Reproduce verbatim the passage of the Windows 7 exam review below that begins with the words "Preparing the installation" and ends with the words "20 GB (64-bit)".

··· Source document

MCTS 70-680 Rapid Review: Installing, Upgrading, and Migrating to Windows 7
- By Orin Thomas
- Objective 1.1: Perform a clean installation
- Objective 1.2: Upgrade to Windows 7 from previous versions of Windows
- Objective 1.3: Migrate user profiles
Approximately 14 percent of the 70-680 exam focuses on the topic of installing, upgrading, and migrating to Microsoft Windows 7. That means that you need to have a good grasp of how to perform a clean installation, how to upgrade to Windows 7 from previous editions of the Windows client operating system, and how to migrate user profiles and data to Windows 7 from previous versions of Windows.
This chapter covers the following objectives:
Objective 1.1: Perform a clean installation
Objective 1.2: Upgrade to Windows 7 from previous versions of Windows
Objective 1.3: Migrate user profiles
Objective 1.1: Perform a clean installation
This objective requires you to demonstrate that you know how to determine whether a particular hardware profile is appropriate for the Windows 7 operating system, how to perform a traditional and dual-boot installation, the different methods that you can use to deploy Windows 7, and the steps that you should take to prepare each installation source.
Exam need to know
Identifying hardware requirements
For example: How to determine whether computer hardware meets the minimum requirement for the deployment of Windows 7.
Setting up as the sole operating system
For example: How to deploy Windows 7 as the only operating system on a computer.
Setting up as dual boot
For example: How to configure Windows 7 to dual boot with Windows Vista.
For example: Choose when to use a PXE-based or media-based installation.
Boot from the source of installation
For example: How to determine when to use bootable media to install Windows 7.
Preparing the installation source USB, CD, Network share, WDS
For example: How to configure a USB installation source.
Identifying hardware requirements
You need to know the minimum hardware requirements for the 32-bit and 64-bit versions of Windows 7.
True or False? The minimum amount of disk space required for Windows 7 Enterprise edition (x64) is 16 GB.
Answer: False. The hardware requirements for the 32-bit (x86) editions of Windows 7 differ from the hardware requirements of the 64-bit (x64) edition of Windows 7. Windows 7 has the following hardware requirements:
1 GHz or faster 32-bit or 64-bit processor, depending on whether you are installing the x86 or x64 version of an edition.
1 GB RAM (for 32-bit editions) or 2 GB RAM (for 64-bit editions). The 32-bit editions do not support more than 4 GB of RAM.
16 GB available hard disk space (32-bit) or 20 GB (64-bit)
Device that supports DirectX9 Graphics with a WDDM 1.0 or higher compatible graphics adapter.
Although these are the listed minimum hardware requirements, in some cases it might be possible to actually install Windows 7 on computers that don’t reach these specifications.
True or False? Windows 7 Home Premium edition will support a system configuration where there are two separate physical processors, each with eight cores.

······
··· Information shown

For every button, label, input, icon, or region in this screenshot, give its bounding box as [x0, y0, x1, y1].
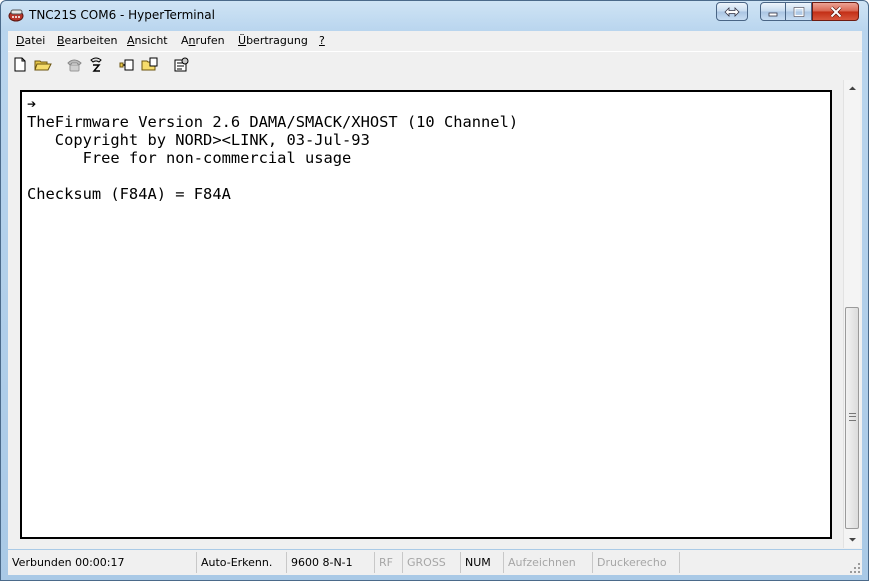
maximize-button[interactable]: [786, 2, 812, 21]
status-rf: RF: [375, 552, 403, 573]
status-num: NUM: [461, 552, 504, 573]
terminal-line: Copyright by NORD><LINK, 03-Jul-93: [27, 131, 370, 149]
disconnect-icon: [90, 57, 102, 72]
status-num-text: NUM: [465, 556, 491, 569]
vertical-scrollbar[interactable]: [843, 80, 860, 548]
status-bar: Verbunden 00:00:17 Auto-Erkenn. 9600 8-N…: [8, 550, 862, 575]
title-bar[interactable]: TNC21S COM6 - HyperTerminal: [1, 1, 868, 30]
receive-file-icon: [141, 57, 158, 71]
scroll-down-button[interactable]: [844, 531, 861, 548]
minimize-icon: [768, 12, 778, 16]
open-button[interactable]: [32, 56, 52, 74]
minimize-button[interactable]: [760, 2, 786, 21]
status-printer-echo-text: Druckerecho: [597, 556, 667, 569]
maximize-icon: [793, 6, 804, 17]
receive-button[interactable]: [139, 56, 159, 74]
status-caps: GROSS: [403, 552, 461, 573]
menu-bearbeiten[interactable]: Bearbeiten: [57, 34, 117, 47]
chevron-up-icon: [849, 86, 856, 90]
terminal-line: Free for non-commercial usage: [27, 149, 352, 167]
scroll-thumb[interactable]: [845, 307, 859, 529]
properties-icon: [174, 57, 189, 72]
menu-help[interactable]: ?: [319, 34, 325, 47]
close-button[interactable]: [812, 2, 859, 21]
toolbar: [8, 51, 862, 79]
open-folder-icon: [34, 60, 52, 71]
menu-uebertragung[interactable]: Übertragung: [238, 34, 308, 47]
terminal-area: ➔ TheFirmware Version 2.6 DAMA/SMACK/XHOS…: [8, 79, 862, 549]
status-connection-text: Verbunden 00:00:17: [12, 556, 125, 569]
terminal-line: Checksum (F84A) = F84A: [27, 185, 231, 203]
new-connection-button[interactable]: [11, 56, 31, 74]
status-printer-echo: Druckerecho: [593, 552, 680, 573]
terminal-line: ➔: [27, 95, 37, 113]
properties-button[interactable]: [171, 56, 191, 74]
terminal-line: TheFirmware Version 2.6 DAMA/SMACK/XHOST…: [27, 113, 519, 131]
new-file-icon: [14, 57, 26, 72]
grip-icon: [849, 413, 856, 421]
window-title: TNC21S COM6 - HyperTerminal: [29, 8, 215, 22]
chevron-down-icon: [849, 538, 856, 542]
scroll-up-button[interactable]: [844, 80, 861, 97]
menu-ansicht[interactable]: Ansicht: [127, 34, 168, 47]
status-autodetect-text: Auto-Erkenn.: [201, 556, 273, 569]
status-port-settings-text: 9600 8-N-1: [291, 556, 353, 569]
resize-grip-icon[interactable]: [849, 562, 861, 574]
status-autodetect: Auto-Erkenn.: [197, 552, 287, 573]
status-connection: Verbunden 00:00:17: [8, 552, 197, 573]
status-capture-text: Aufzeichnen: [508, 556, 576, 569]
restore-down-button[interactable]: [716, 2, 748, 21]
phone-icon: [67, 59, 82, 72]
hyperterminal-app-icon[interactable]: [8, 7, 25, 23]
menu-bar: Datei Bearbeiten Ansicht Anrufen Übertra…: [8, 31, 862, 51]
call-button[interactable]: [64, 56, 84, 74]
terminal-screen[interactable]: ➔ TheFirmware Version 2.6 DAMA/SMACK/XHOS…: [20, 90, 832, 539]
send-button[interactable]: [117, 56, 137, 74]
terminal-output: ➔ TheFirmware Version 2.6 DAMA/SMACK/XHOS…: [27, 95, 518, 203]
status-port-settings: 9600 8-N-1: [287, 552, 375, 573]
status-rf-text: RF: [379, 556, 393, 569]
menu-anrufen[interactable]: Anrufen: [181, 34, 225, 47]
status-capture: Aufzeichnen: [504, 552, 593, 573]
send-file-icon: [119, 59, 134, 71]
close-icon: [829, 6, 842, 17]
disconnect-button[interactable]: [86, 56, 106, 74]
hyperterminal-window: TNC21S COM6 - HyperTerminal Datei Bearbe…: [0, 0, 869, 581]
status-caps-text: GROSS: [407, 556, 446, 569]
menu-datei[interactable]: Datei: [16, 34, 45, 47]
double-arrow-icon: [724, 6, 740, 17]
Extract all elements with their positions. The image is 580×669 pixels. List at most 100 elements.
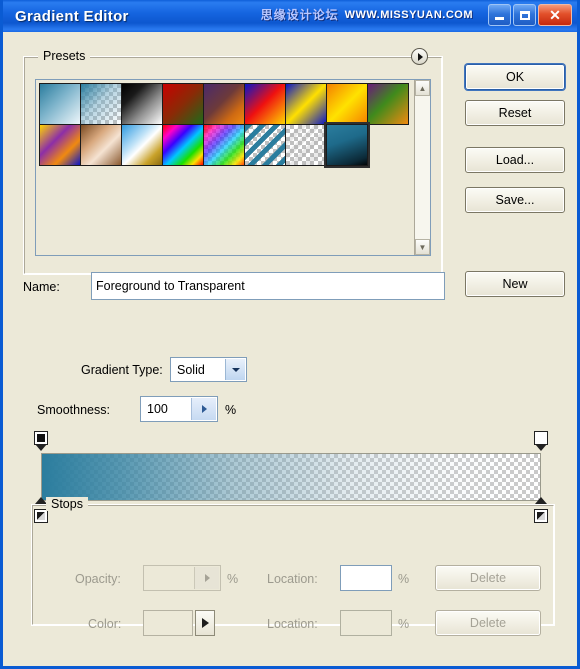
- smoothness-unit: %: [225, 403, 237, 417]
- color-location-input[interactable]: [340, 610, 392, 636]
- watermark-url: WWW.MISSYUAN.COM: [344, 8, 473, 21]
- preset-swatch-fill: [245, 125, 285, 165]
- color-location-label: Location:: [267, 617, 318, 631]
- color-swatch[interactable]: [143, 610, 193, 636]
- close-icon: ✕: [549, 6, 561, 23]
- opacity-stop-pointer-icon: [35, 444, 47, 451]
- gradient-type-select[interactable]: Solid: [170, 357, 247, 382]
- opacity-location-input[interactable]: [340, 565, 392, 591]
- opacity-stop-fill: [537, 434, 545, 442]
- minimize-icon: [495, 16, 504, 20]
- opacity-stop-marker[interactable]: [534, 431, 548, 451]
- preset-swatch[interactable]: [203, 124, 245, 166]
- smoothness-input[interactable]: 100: [140, 396, 218, 422]
- preset-swatch-fill: [40, 84, 80, 124]
- opacity-slider-arrow-icon[interactable]: [194, 567, 219, 589]
- save-button-label: Save...: [495, 193, 535, 207]
- preset-swatch[interactable]: [39, 83, 81, 125]
- gradient-name-input[interactable]: Foreground to Transparent: [91, 272, 445, 300]
- color-stop-pointer-icon: [535, 497, 547, 504]
- preset-swatch[interactable]: [244, 83, 286, 125]
- window-controls: ✕: [488, 4, 572, 26]
- opacity-stop-marker[interactable]: [34, 431, 48, 451]
- opacity-label: Opacity:: [75, 572, 121, 586]
- preset-swatch[interactable]: [121, 83, 163, 125]
- preset-swatch[interactable]: [80, 83, 122, 125]
- preset-swatch-fill: [163, 125, 203, 165]
- preset-options-button[interactable]: [411, 48, 428, 65]
- delete-opacity-stop-button[interactable]: Delete: [435, 565, 541, 591]
- gradient-preview-fill: [42, 454, 540, 500]
- chevron-down-icon[interactable]: [225, 359, 245, 380]
- reset-button[interactable]: Reset: [465, 100, 565, 126]
- presets-scrollbar[interactable]: ▲ ▼: [414, 80, 430, 255]
- load-button[interactable]: Load...: [465, 147, 565, 173]
- scroll-up-button[interactable]: ▲: [415, 80, 430, 96]
- watermark: 思缘设计论坛 WWW.MISSYUAN.COM: [261, 6, 473, 23]
- minimize-button[interactable]: [488, 4, 511, 26]
- smoothness-label: Smoothness:: [37, 403, 110, 417]
- opacity-stop-pointer-icon: [535, 444, 547, 451]
- scroll-down-button[interactable]: ▼: [415, 239, 430, 255]
- gradient-preview-bar[interactable]: [41, 453, 541, 501]
- opacity-unit: %: [227, 572, 239, 586]
- scrollbar-track[interactable]: [415, 96, 430, 239]
- preset-swatch[interactable]: [162, 124, 204, 166]
- gradient-name-value: Foreground to Transparent: [96, 279, 245, 293]
- maximize-icon: [519, 10, 530, 20]
- preset-swatch-fill: [286, 125, 326, 165]
- preset-swatch-fill: [81, 84, 121, 124]
- load-button-label: Load...: [495, 153, 535, 167]
- presets-title: Presets: [38, 49, 91, 63]
- save-button[interactable]: Save...: [465, 187, 565, 213]
- gradient-type-label-text: Gradient Type:: [81, 363, 163, 377]
- opacity-location-unit: %: [398, 572, 410, 586]
- preset-swatch[interactable]: [285, 124, 327, 166]
- preset-swatch[interactable]: [80, 124, 122, 166]
- dialog-body: Presets ▲ ▼ OK Reset Load... Save... Nam…: [3, 32, 577, 666]
- close-button[interactable]: ✕: [538, 4, 572, 26]
- ok-button[interactable]: OK: [465, 64, 565, 90]
- preset-swatch-fill: [204, 84, 244, 124]
- opacity-location-label: Location:: [267, 572, 318, 586]
- color-picker-arrow-icon[interactable]: [195, 610, 215, 636]
- opacity-stop-fill: [37, 434, 45, 442]
- smoothness-value: 100: [147, 402, 168, 416]
- opacity-input[interactable]: [143, 565, 221, 591]
- preset-swatch[interactable]: [39, 124, 81, 166]
- preset-swatch-fill: [327, 125, 367, 165]
- gradient-type-label: Gradient Type:: [81, 363, 163, 377]
- preset-swatch[interactable]: [162, 83, 204, 125]
- presets-group: Presets ▲ ▼: [23, 48, 443, 275]
- delete-color-label: Delete: [469, 616, 507, 630]
- preset-swatch-fill: [327, 84, 367, 124]
- preset-swatch-fill: [122, 84, 162, 124]
- smoothness-slider-arrow-icon[interactable]: [191, 398, 216, 420]
- preset-swatch[interactable]: [367, 83, 409, 125]
- delete-opacity-label: Delete: [469, 571, 507, 585]
- smoothness-label-text: Smoothness:: [37, 403, 110, 417]
- new-button[interactable]: New: [465, 271, 565, 297]
- presets-list[interactable]: ▲ ▼: [35, 79, 431, 256]
- stops-title: Stops: [46, 497, 88, 511]
- preset-swatch-fill: [204, 125, 244, 165]
- gradient-type-value: Solid: [177, 362, 205, 377]
- preset-swatch[interactable]: [203, 83, 245, 125]
- preset-swatch[interactable]: [285, 83, 327, 125]
- name-label-text: Name:: [23, 280, 60, 294]
- new-button-label: New: [502, 277, 528, 291]
- preset-swatch[interactable]: [324, 122, 370, 168]
- preset-swatch-fill: [40, 125, 80, 165]
- delete-color-stop-button[interactable]: Delete: [435, 610, 541, 636]
- gradient-editor-window: Gradient Editor 思缘设计论坛 WWW.MISSYUAN.COM …: [0, 0, 580, 669]
- preset-swatch-fill: [81, 125, 121, 165]
- title-bar[interactable]: Gradient Editor 思缘设计论坛 WWW.MISSYUAN.COM …: [3, 0, 577, 33]
- color-label: Color:: [88, 617, 122, 631]
- watermark-chinese: 思缘设计论坛: [260, 8, 339, 22]
- name-label: Name:: [23, 280, 60, 294]
- preset-swatch-area[interactable]: [36, 80, 414, 255]
- maximize-button[interactable]: [513, 4, 536, 26]
- preset-swatch[interactable]: [244, 124, 286, 166]
- preset-swatch[interactable]: [121, 124, 163, 166]
- preset-swatch[interactable]: [326, 83, 368, 125]
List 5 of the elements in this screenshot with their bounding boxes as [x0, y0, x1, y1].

······

▶ [Answer]
Preparing the installation source USB, CD, Network share, WDS
For example: How to configure a USB installation source.
Identifying hardware requirements
You need to know the minimum hardware requirements for the 32-bit and 64-bit versions of Windows 7.
True or False? The minimum amount of disk space required for Windows 7 Enterprise edition (x64) is 16 GB.
Answer: False. The hardware requirements for the 32-bit (x86) editions of Windows 7 differ from the hardware requirements of the 64-bit (x64) edition of Windows 7. Windows 7 has the following hardware requirements:
1 GHz or faster 32-bit or 64-bit processor, depending on whether you are installing the x86 or x64 version of an edition.
1 GB RAM (for 32-bit editions) or 2 GB RAM (for 64-bit editions). The 32-bit editions do not support more than 4 GB of RAM.
16 GB available hard disk space (32-bit) or 20 GB (64-bit)